EXERCISE BRIEF —
Return every line of the records below verbatim, with no pictures in the copy.
─── MATERIAL FOR THIS TASK ───
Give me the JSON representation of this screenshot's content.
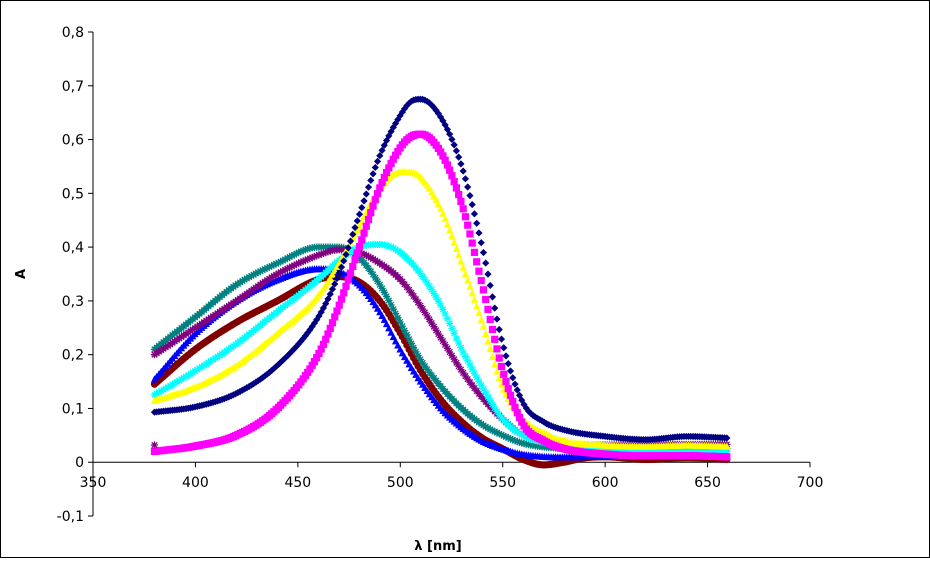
{
  "chart_data": {
    "type": "scatter",
    "title": "",
    "xlabel": "λ [nm]",
    "ylabel": "A",
    "xlim": [
      350,
      700
    ],
    "ylim": [
      -0.1,
      0.8
    ],
    "xticks": [
      350,
      400,
      450,
      500,
      550,
      600,
      650,
      700
    ],
    "xtick_labels": [
      "350",
      "400",
      "450",
      "500",
      "550",
      "600",
      "650",
      "700"
    ],
    "yticks": [
      -0.1,
      0,
      0.1,
      0.2,
      0.3,
      0.4,
      0.5,
      0.6,
      0.7,
      0.8
    ],
    "ytick_labels": [
      "-0,1",
      "0",
      "0,1",
      "0,2",
      "0,3",
      "0,4",
      "0,5",
      "0,6",
      "0,7",
      "0,8"
    ],
    "grid": false,
    "legend": "none",
    "series": [
      {
        "color": "#000080",
        "marker": "diamond",
        "x": [
          380,
          400,
          420,
          440,
          460,
          470,
          480,
          490,
          500,
          505,
          510,
          520,
          530,
          540,
          550,
          560,
          570,
          580,
          600,
          620,
          640,
          660
        ],
        "y": [
          0.093,
          0.103,
          0.128,
          0.18,
          0.27,
          0.35,
          0.46,
          0.57,
          0.645,
          0.67,
          0.675,
          0.64,
          0.55,
          0.4,
          0.22,
          0.11,
          0.075,
          0.06,
          0.048,
          0.042,
          0.048,
          0.045
        ]
      },
      {
        "color": "#ff00ff",
        "marker": "square",
        "x": [
          380,
          400,
          420,
          440,
          460,
          470,
          480,
          490,
          500,
          505,
          510,
          520,
          530,
          540,
          550,
          560,
          570,
          580,
          600,
          620,
          640,
          660
        ],
        "y": [
          0.02,
          0.03,
          0.05,
          0.1,
          0.2,
          0.29,
          0.4,
          0.51,
          0.585,
          0.605,
          0.61,
          0.575,
          0.48,
          0.33,
          0.17,
          0.07,
          0.04,
          0.025,
          0.015,
          0.012,
          0.012,
          0.01
        ]
      },
      {
        "color": "#ffff00",
        "marker": "triangle",
        "x": [
          380,
          400,
          420,
          440,
          460,
          470,
          480,
          490,
          500,
          505,
          510,
          520,
          530,
          540,
          550,
          560,
          570,
          580,
          600,
          620,
          640,
          660
        ],
        "y": [
          0.115,
          0.14,
          0.18,
          0.24,
          0.31,
          0.37,
          0.44,
          0.51,
          0.54,
          0.54,
          0.53,
          0.47,
          0.37,
          0.26,
          0.14,
          0.08,
          0.055,
          0.04,
          0.032,
          0.03,
          0.032,
          0.03
        ]
      },
      {
        "color": "#00ffff",
        "marker": "star",
        "x": [
          380,
          400,
          420,
          440,
          460,
          470,
          480,
          490,
          500,
          510,
          520,
          530,
          540,
          550,
          560,
          580,
          600,
          620,
          640,
          660
        ],
        "y": [
          0.125,
          0.17,
          0.22,
          0.28,
          0.34,
          0.375,
          0.4,
          0.405,
          0.39,
          0.35,
          0.29,
          0.21,
          0.14,
          0.08,
          0.05,
          0.03,
          0.022,
          0.02,
          0.02,
          0.02
        ]
      },
      {
        "color": "#800080",
        "marker": "star",
        "x": [
          380,
          400,
          420,
          440,
          460,
          470,
          480,
          490,
          500,
          510,
          520,
          530,
          540,
          550,
          560,
          580,
          600,
          620,
          640,
          660
        ],
        "y": [
          0.2,
          0.25,
          0.3,
          0.35,
          0.385,
          0.395,
          0.39,
          0.37,
          0.34,
          0.29,
          0.23,
          0.17,
          0.12,
          0.08,
          0.05,
          0.035,
          0.032,
          0.032,
          0.033,
          0.033
        ]
      },
      {
        "color": "#008080",
        "marker": "star",
        "x": [
          380,
          400,
          420,
          440,
          460,
          470,
          480,
          490,
          500,
          510,
          520,
          530,
          540,
          550,
          560,
          580,
          600,
          620,
          640,
          660
        ],
        "y": [
          0.21,
          0.27,
          0.33,
          0.37,
          0.4,
          0.4,
          0.38,
          0.33,
          0.26,
          0.19,
          0.14,
          0.1,
          0.07,
          0.05,
          0.035,
          0.025,
          0.022,
          0.022,
          0.025,
          0.025
        ]
      },
      {
        "color": "#0000ff",
        "marker": "triangle",
        "x": [
          380,
          400,
          420,
          440,
          460,
          470,
          480,
          490,
          500,
          510,
          520,
          530,
          540,
          550,
          560,
          580,
          600,
          620,
          640,
          660
        ],
        "y": [
          0.155,
          0.24,
          0.3,
          0.34,
          0.36,
          0.355,
          0.33,
          0.28,
          0.21,
          0.15,
          0.1,
          0.065,
          0.04,
          0.025,
          0.015,
          0.01,
          0.012,
          0.015,
          0.018,
          0.015
        ]
      },
      {
        "color": "#800000",
        "marker": "circle",
        "x": [
          380,
          400,
          420,
          440,
          460,
          470,
          480,
          490,
          500,
          510,
          520,
          530,
          540,
          550,
          560,
          570,
          580,
          590,
          600,
          620,
          640,
          660
        ],
        "y": [
          0.145,
          0.21,
          0.26,
          0.3,
          0.34,
          0.345,
          0.335,
          0.3,
          0.24,
          0.17,
          0.115,
          0.075,
          0.045,
          0.025,
          0.005,
          -0.005,
          0.0,
          0.008,
          0.01,
          0.005,
          0.008,
          0.005
        ]
      }
    ],
    "stray_points": [
      {
        "x": 380,
        "y": 0.032,
        "color": "#800080",
        "marker": "star"
      }
    ]
  }
}
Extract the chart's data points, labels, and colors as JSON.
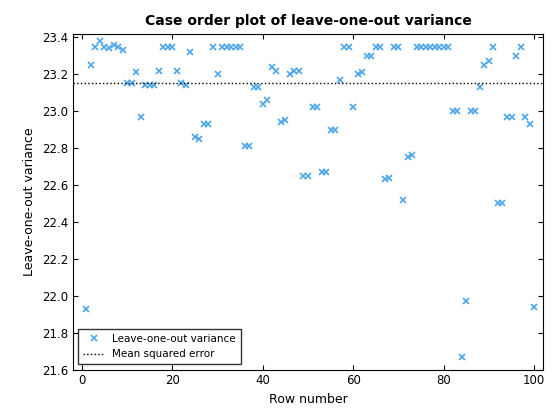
───
WRITTEN ANSWER —
Give me the JSON representation of this screenshot's content.
{
  "chart_data": {
    "type": "scatter",
    "title": "",
    "xlabel": "λ [nm]",
    "ylabel": "A",
    "xlim": [
      350,
      700
    ],
    "ylim": [
      -0.1,
      0.8
    ],
    "xticks": [
      350,
      400,
      450,
      500,
      550,
      600,
      650,
      700
    ],
    "xtick_labels": [
      "350",
      "400",
      "450",
      "500",
      "550",
      "600",
      "650",
      "700"
    ],
    "yticks": [
      -0.1,
      0,
      0.1,
      0.2,
      0.3,
      0.4,
      0.5,
      0.6,
      0.7,
      0.8
    ],
    "ytick_labels": [
      "-0,1",
      "0",
      "0,1",
      "0,2",
      "0,3",
      "0,4",
      "0,5",
      "0,6",
      "0,7",
      "0,8"
    ],
    "grid": false,
    "legend": "none",
    "series": [
      {
        "color": "#000080",
        "marker": "diamond",
        "x": [
          380,
          400,
          420,
          440,
          460,
          470,
          480,
          490,
          500,
          505,
          510,
          520,
          530,
          540,
          550,
          560,
          570,
          580,
          600,
          620,
          640,
          660
        ],
        "y": [
          0.093,
          0.103,
          0.128,
          0.18,
          0.27,
          0.35,
          0.46,
          0.57,
          0.645,
          0.67,
          0.675,
          0.64,
          0.55,
          0.4,
          0.22,
          0.11,
          0.075,
          0.06,
          0.048,
          0.042,
          0.048,
          0.045
        ]
      },
      {
        "color": "#ff00ff",
        "marker": "square",
        "x": [
          380,
          400,
          420,
          440,
          460,
          470,
          480,
          490,
          500,
          505,
          510,
          520,
          530,
          540,
          550,
          560,
          570,
          580,
          600,
          620,
          640,
          660
        ],
        "y": [
          0.02,
          0.03,
          0.05,
          0.1,
          0.2,
          0.29,
          0.4,
          0.51,
          0.585,
          0.605,
          0.61,
          0.575,
          0.48,
          0.33,
          0.17,
          0.07,
          0.04,
          0.025,
          0.015,
          0.012,
          0.012,
          0.01
        ]
      },
      {
        "color": "#ffff00",
        "marker": "triangle",
        "x": [
          380,
          400,
          420,
          440,
          460,
          470,
          480,
          490,
          500,
          505,
          510,
          520,
          530,
          540,
          550,
          560,
          570,
          580,
          600,
          620,
          640,
          660
        ],
        "y": [
          0.115,
          0.14,
          0.18,
          0.24,
          0.31,
          0.37,
          0.44,
          0.51,
          0.54,
          0.54,
          0.53,
          0.47,
          0.37,
          0.26,
          0.14,
          0.08,
          0.055,
          0.04,
          0.032,
          0.03,
          0.032,
          0.03
        ]
      },
      {
        "color": "#00ffff",
        "marker": "star",
        "x": [
          380,
          400,
          420,
          440,
          460,
          470,
          480,
          490,
          500,
          510,
          520,
          530,
          540,
          550,
          560,
          580,
          600,
          620,
          640,
          660
        ],
        "y": [
          0.125,
          0.17,
          0.22,
          0.28,
          0.34,
          0.375,
          0.4,
          0.405,
          0.39,
          0.35,
          0.29,
          0.21,
          0.14,
          0.08,
          0.05,
          0.03,
          0.022,
          0.02,
          0.02,
          0.02
        ]
      },
      {
        "color": "#800080",
        "marker": "star",
        "x": [
          380,
          400,
          420,
          440,
          460,
          470,
          480,
          490,
          500,
          510,
          520,
          530,
          540,
          550,
          560,
          580,
          600,
          620,
          640,
          660
        ],
        "y": [
          0.2,
          0.25,
          0.3,
          0.35,
          0.385,
          0.395,
          0.39,
          0.37,
          0.34,
          0.29,
          0.23,
          0.17,
          0.12,
          0.08,
          0.05,
          0.035,
          0.032,
          0.032,
          0.033,
          0.033
        ]
      },
      {
        "color": "#008080",
        "marker": "star",
        "x": [
          380,
          400,
          420,
          440,
          460,
          470,
          480,
          490,
          500,
          510,
          520,
          530,
          540,
          550,
          560,
          580,
          600,
          620,
          640,
          660
        ],
        "y": [
          0.21,
          0.27,
          0.33,
          0.37,
          0.4,
          0.4,
          0.38,
          0.33,
          0.26,
          0.19,
          0.14,
          0.1,
          0.07,
          0.05,
          0.035,
          0.025,
          0.022,
          0.022,
          0.025,
          0.025
        ]
      },
      {
        "color": "#0000ff",
        "marker": "triangle",
        "x": [
          380,
          400,
          420,
          440,
          460,
          470,
          480,
          490,
          500,
          510,
          520,
          530,
          540,
          550,
          560,
          580,
          600,
          620,
          640,
          660
        ],
        "y": [
          0.155,
          0.24,
          0.3,
          0.34,
          0.36,
          0.355,
          0.33,
          0.28,
          0.21,
          0.15,
          0.1,
          0.065,
          0.04,
          0.025,
          0.015,
          0.01,
          0.012,
          0.015,
          0.018,
          0.015
        ]
      },
      {
        "color": "#800000",
        "marker": "circle",
        "x": [
          380,
          400,
          420,
          440,
          460,
          470,
          480,
          490,
          500,
          510,
          520,
          530,
          540,
          550,
          560,
          570,
          580,
          590,
          600,
          620,
          640,
          660
        ],
        "y": [
          0.145,
          0.21,
          0.26,
          0.3,
          0.34,
          0.345,
          0.335,
          0.3,
          0.24,
          0.17,
          0.115,
          0.075,
          0.045,
          0.025,
          0.005,
          -0.005,
          0.0,
          0.008,
          0.01,
          0.005,
          0.008,
          0.005
        ]
      }
    ],
    "stray_points": [
      {
        "x": 380,
        "y": 0.032,
        "color": "#800080",
        "marker": "star"
      }
    ]
  }
}
Extract the chart's data points, labels, and colors as JSON.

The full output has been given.